• [TAREA ASIGNADA 1]: En el relato sobre la ceremonia de ayahuasca, ¿con qué está elaborada la corona que Juan se coloca en la cabeza?
• [TAREA ASIGNADA 2]: Sigue escribiendo el relato sobre la ceremonia de ayahuasca a partir de su última oración.

• [BLOQUE DE TEXTO]:
-----
Cerca de las 18:00, antes que el sol se oculte, mujeres y hombres formaban con hojas y flores un círculo sobre la explanada junto al riachuelo. En el centro encienden una fogata rodeada de piedras, encima ponen una olla negra con ayahuasca.
Seis chamanes cambian su vestimenta “civil” por prendas apropiadas para la ocasión. A Francisco lo cobija la extensa piel de una boa que cazó años atrás. Usa un faldón, una corona y una cinta hechos con la piel del animal rastrero. Son su fortaleza.
Juan se coloca sobre la cabeza una de aquellas coronas elaboradas con plumas de papagayo, color azul y rojo. Se pone collares. Se quita los zapatos para andar descalzo.
Chonta Negra, por su parte, saca del maletín que porta una serie de artefactos. Lo más llamativo, sin duda, es el collar de dientes de serpiente que cuelga de su cuello. Así cada uno toma posición.
La sesión está a punto de empezar, pero primero todos los asistentes tomamos chicha de chonta y comemos maito de pescado que prepararon en casa de Francisco.
Antes de beber ayahuasca hicieron una limpia a José María para aliviar el dolor que siente en la planta de los pies a causa de un mal en los riñones. El paciente terminó agradecido, porque a sus más de ochenta años aseguró que solo siente paz cuando los yerbateros lo atienden.
-----
• [MATERIAL]:

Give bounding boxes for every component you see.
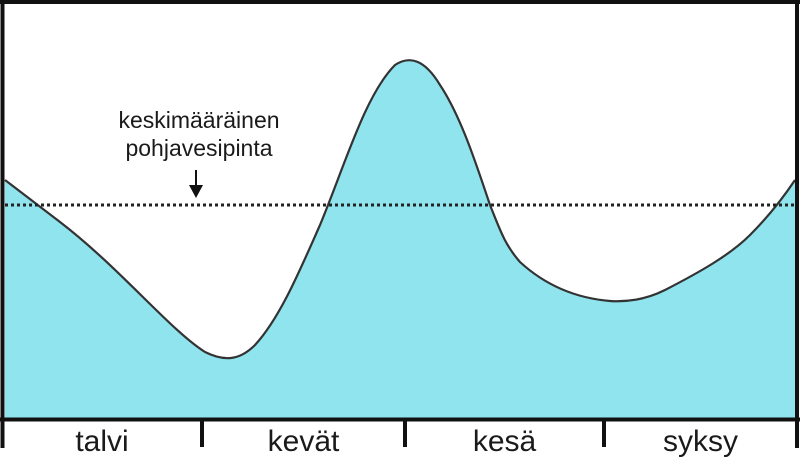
average-level-label: keskimääräinen pohjavesipinta (89, 106, 309, 162)
season-label-summer: kesä (472, 425, 537, 458)
season-label-winter: talvi (75, 425, 129, 458)
season-label-autumn: syksy (663, 425, 738, 458)
groundwater-fill-area (5, 60, 795, 419)
season-label-spring: kevät (267, 425, 340, 458)
average-level-label-line2: pohjavesipinta (125, 135, 273, 161)
groundwater-level-curve (4, 59, 796, 360)
down-arrow-icon (189, 170, 203, 198)
average-level-label-line1: keskimääräinen (118, 107, 280, 133)
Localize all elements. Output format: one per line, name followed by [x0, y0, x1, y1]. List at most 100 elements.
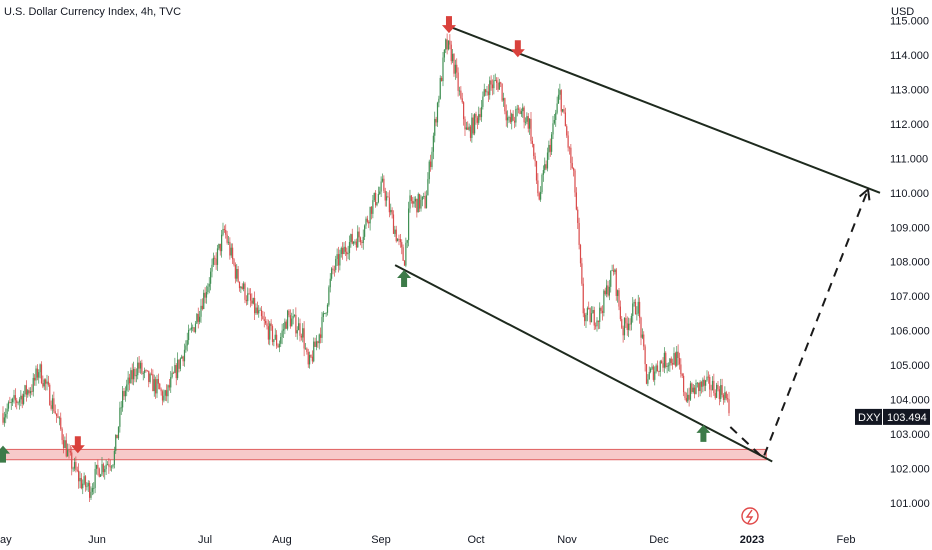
candle-body: [530, 118, 532, 141]
candle-body: [696, 382, 698, 384]
candle-body: [340, 248, 342, 254]
candle-body: [25, 385, 27, 395]
candle-body: [457, 72, 459, 91]
candle-body: [600, 307, 602, 311]
candle-body: [482, 96, 484, 107]
candle-body: [83, 476, 85, 484]
candle-body: [707, 376, 709, 378]
candle-body: [336, 254, 338, 259]
candle-body: [544, 164, 546, 171]
candle-body: [575, 192, 577, 210]
candle-body: [164, 390, 166, 396]
candle-body: [306, 348, 308, 353]
candle-body: [516, 108, 518, 110]
candle-body: [254, 297, 256, 314]
candle-body: [142, 372, 144, 374]
candle-body: [692, 387, 694, 392]
channel-upper-line[interactable]: [451, 26, 881, 194]
candle-body: [304, 348, 307, 350]
candle-body: [270, 323, 272, 327]
candle-body: [531, 140, 533, 144]
candle-body: [240, 286, 242, 289]
candle-body: [439, 77, 441, 99]
candle-body: [496, 80, 498, 83]
candle-body: [432, 135, 434, 152]
candle-body: [263, 319, 265, 321]
y-tick-label: 112.000: [890, 119, 929, 131]
candle-body: [221, 234, 223, 252]
candle-body: [436, 102, 439, 123]
candle-body: [578, 222, 580, 245]
candle-body: [214, 257, 216, 259]
candle-body: [93, 487, 95, 489]
candle-body: [629, 323, 631, 325]
candle-body: [134, 368, 136, 377]
candle-body: [468, 126, 470, 130]
candle-body: [640, 317, 642, 338]
candle-body: [497, 82, 499, 90]
candle-body: [526, 116, 528, 122]
candle-body: [212, 257, 214, 265]
candle-body: [574, 170, 576, 193]
y-tick-label: 105.000: [890, 360, 930, 372]
candle-body: [394, 229, 396, 234]
candle-body: [579, 244, 582, 264]
candle-body: [315, 341, 318, 347]
candle-body: [60, 417, 62, 429]
candle-body: [32, 377, 34, 392]
candle-body: [183, 349, 186, 362]
candle-body: [691, 383, 693, 392]
candle-body: [127, 377, 129, 385]
candle-body: [89, 482, 91, 498]
candle-body: [377, 193, 379, 203]
candle-body: [233, 259, 235, 265]
x-tick-label: ay: [0, 534, 12, 546]
candle-body: [480, 106, 483, 118]
candle-body: [205, 292, 208, 298]
candle-body: [87, 482, 89, 487]
candle-body: [269, 323, 271, 340]
candle-body: [307, 352, 309, 365]
candle-body: [534, 156, 536, 162]
candle-body: [604, 290, 606, 295]
candle-body: [637, 301, 639, 314]
candle-body: [226, 234, 228, 243]
candle-body: [353, 241, 355, 244]
candle-body: [309, 355, 311, 365]
candle-body: [725, 392, 727, 399]
candle-body: [662, 362, 664, 368]
candle-body: [186, 340, 188, 346]
candle-body: [375, 192, 377, 206]
candle-body: [42, 383, 44, 387]
candle-body: [650, 368, 652, 372]
event-flash-icon[interactable]: [741, 507, 759, 525]
candle-body: [700, 381, 703, 387]
candle-body: [515, 108, 517, 123]
candle-body: [7, 402, 10, 409]
candle-body: [31, 391, 33, 392]
candle-body: [230, 247, 232, 256]
candle-body: [687, 394, 689, 402]
candle-body: [577, 209, 579, 223]
x-tick-label: Jul: [198, 534, 212, 546]
x-tick-label: Dec: [649, 534, 669, 546]
channel-lower-line[interactable]: [394, 264, 773, 463]
candle-body: [131, 370, 133, 380]
chart-title: U.S. Dollar Currency Index, 4h, TVC: [4, 6, 182, 18]
candle-body: [537, 180, 539, 194]
candle-body: [475, 113, 477, 118]
candle-body: [467, 127, 469, 130]
candle-body: [395, 229, 397, 242]
candle-body: [670, 358, 672, 364]
candle-body: [368, 221, 370, 224]
candle-body: [3, 417, 5, 423]
candle-body: [419, 194, 421, 209]
candle-body: [172, 372, 175, 374]
price-tag: [883, 408, 930, 425]
candle-body: [117, 426, 120, 439]
candle-body: [181, 356, 183, 359]
support-zone[interactable]: [0, 448, 767, 461]
candle-body: [348, 242, 351, 254]
up-arrow-marker: [397, 269, 412, 287]
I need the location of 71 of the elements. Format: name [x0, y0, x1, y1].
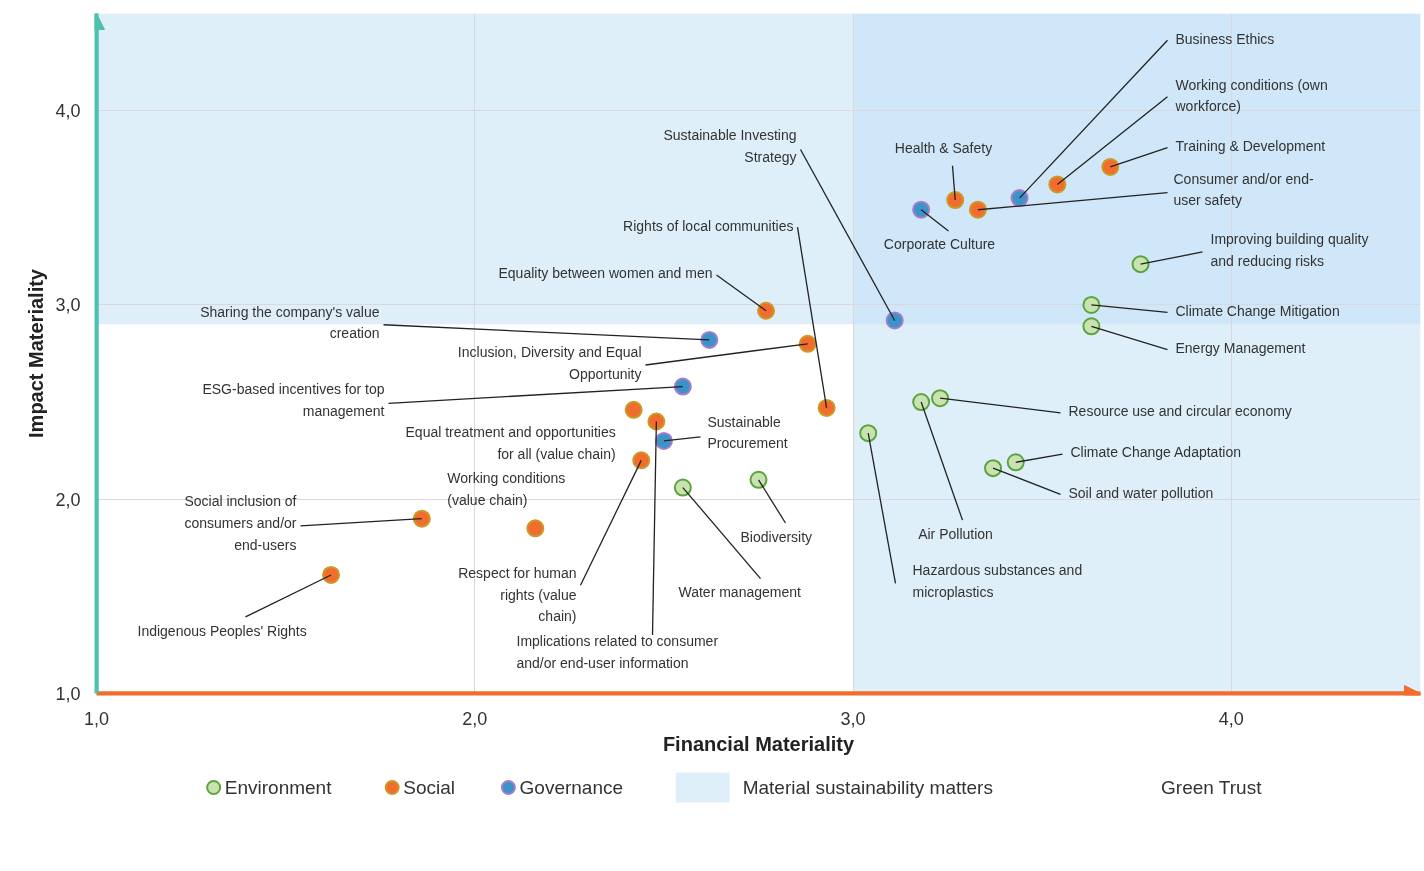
- point: [757, 301, 776, 320]
- x-tick-label: 1,0: [83, 708, 110, 729]
- x-tick-label: 2,0: [462, 708, 488, 729]
- point: [859, 424, 878, 443]
- annotation: Health & Safety: [894, 139, 993, 156]
- point: [912, 200, 931, 219]
- legend-label: Environment: [224, 777, 333, 798]
- point: [749, 470, 768, 489]
- annotation: ESG-based incentives for top management: [202, 381, 385, 419]
- annotation: Working conditions (own workforce): [1174, 76, 1328, 115]
- point: [912, 393, 931, 412]
- annotation: Respect for human rights (value chain): [458, 565, 577, 625]
- point: [647, 412, 666, 431]
- point: [632, 451, 651, 470]
- x-tick-label: 4,0: [1218, 708, 1244, 729]
- x-axis-title: Financial Materiality: [662, 732, 855, 755]
- point: [673, 377, 692, 396]
- point: [1101, 158, 1120, 176]
- text: Green Trust: [1161, 777, 1263, 798]
- annotation: Improving building quality and reducing risks: [1210, 230, 1369, 269]
- legend-label: Material sustainability matters: [742, 777, 993, 798]
- point: [700, 330, 719, 349]
- point: [1082, 295, 1101, 314]
- point: [946, 191, 965, 209]
- y-axis-title: Impact Materiality: [25, 268, 48, 438]
- legend-label: Governance: [519, 777, 624, 798]
- point: [322, 566, 341, 584]
- point: [526, 519, 545, 538]
- annotation: Water management: [678, 584, 802, 601]
- point: [1131, 255, 1150, 274]
- annotation: Corporate Culture: [883, 235, 996, 252]
- point: [673, 478, 692, 497]
- point: [412, 509, 431, 528]
- point: [968, 200, 987, 219]
- annotation: Business Ethics: [1175, 30, 1275, 47]
- annotation: Indigenous Peoples' Rights: [137, 622, 307, 639]
- annotation: Hazardous substances and microplastics: [912, 562, 1083, 600]
- annotation: Social inclusion of consumers and/or end-users: [184, 493, 297, 553]
- annotation: Sustainable Investing Strategy: [663, 127, 797, 166]
- y-tick-label: 2,0: [55, 489, 81, 510]
- y-tick-label: 3,0: [55, 295, 81, 316]
- x-tick-label: 3,0: [840, 708, 866, 729]
- point: [817, 398, 836, 417]
- y-tick-label: 4,0: [55, 101, 81, 122]
- point: [1006, 453, 1025, 472]
- annotation: Implications related to consumer and/or end-user information: [516, 633, 719, 671]
- annotation: Energy Management: [1175, 340, 1306, 357]
- annotation: Sustainable Procurement: [707, 413, 788, 452]
- annotation: Working conditions (value chain): [447, 469, 566, 508]
- annotation: Climate Change Adaptation: [1070, 444, 1241, 461]
- annotation: Rights of local communities: [623, 217, 794, 234]
- point: [931, 389, 950, 408]
- point: [624, 400, 643, 419]
- annotation: Resource use and circular economy: [1068, 403, 1292, 420]
- annotation: Equality between women and men: [498, 265, 713, 282]
- point: [1082, 317, 1101, 336]
- point: [885, 311, 904, 330]
- y-tick-label: 1,0: [55, 684, 81, 704]
- annotation: Biodiversity: [740, 528, 813, 545]
- annotation: Sharing the company's value creation: [200, 303, 380, 342]
- annotation: Equal treatment and opportunities for all (value chain): [405, 424, 616, 462]
- annotation: Inclusion, Diversity and Equal Opportunity: [457, 343, 642, 382]
- point: [798, 334, 817, 353]
- point: [1048, 175, 1067, 194]
- annotation: Air Pollution: [918, 525, 993, 542]
- annotation: Training & Development: [1175, 138, 1326, 155]
- legend-label: Social: [403, 777, 456, 798]
- annotation: Climate Change Mitigation: [1175, 302, 1340, 319]
- annotation: Soil and water pollution: [1068, 484, 1214, 501]
- point: [984, 459, 1003, 478]
- annotation: Consumer and/or end-user safety: [1173, 170, 1314, 209]
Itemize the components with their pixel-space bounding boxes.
-----
• [RESULTADO FINAL 1]: Con plumas de papagayo de color azul y rojo.

• [RESULTADO FINAL 2]:
El momento llegó
Al fin. La tan ansiada hora llegó. Pasaban de las 19:00. El cielo estaba totalmente nublado, la única luz que iluminaba era la fogata para cocinar ayahuasca.
Emma Anlli, una de las comadronas, me señaló que me siente dentro del círculo. “¿Está lista?”, me pregunta, y yo para no quedar mal le contesto que “sí”. Porque en realidad tenía cierto grado de temor por lo que sucedería.
Con Carlos habíamos acordado que él no tomaría el brebaje para realizar las fotos y de paso me vigile, en caso de que se me ocurriera algo.
Francisco decidió que la dosis para todos sería la mitad de un vaso pequeño. Días antes del viaje revisé algunos estudios que decían que las dosis de ayahuasca deben ser medidas por el más sabio del grupo. Que no es como tomar agua. Solo debe ingerirse pequeñas cantidades, más aún si eres un novato o ajeno a los conocimientos ancestrales, ya que la composición química del brebaje acelera el ritmo cardíaco, potencia y el sistema nervioso central.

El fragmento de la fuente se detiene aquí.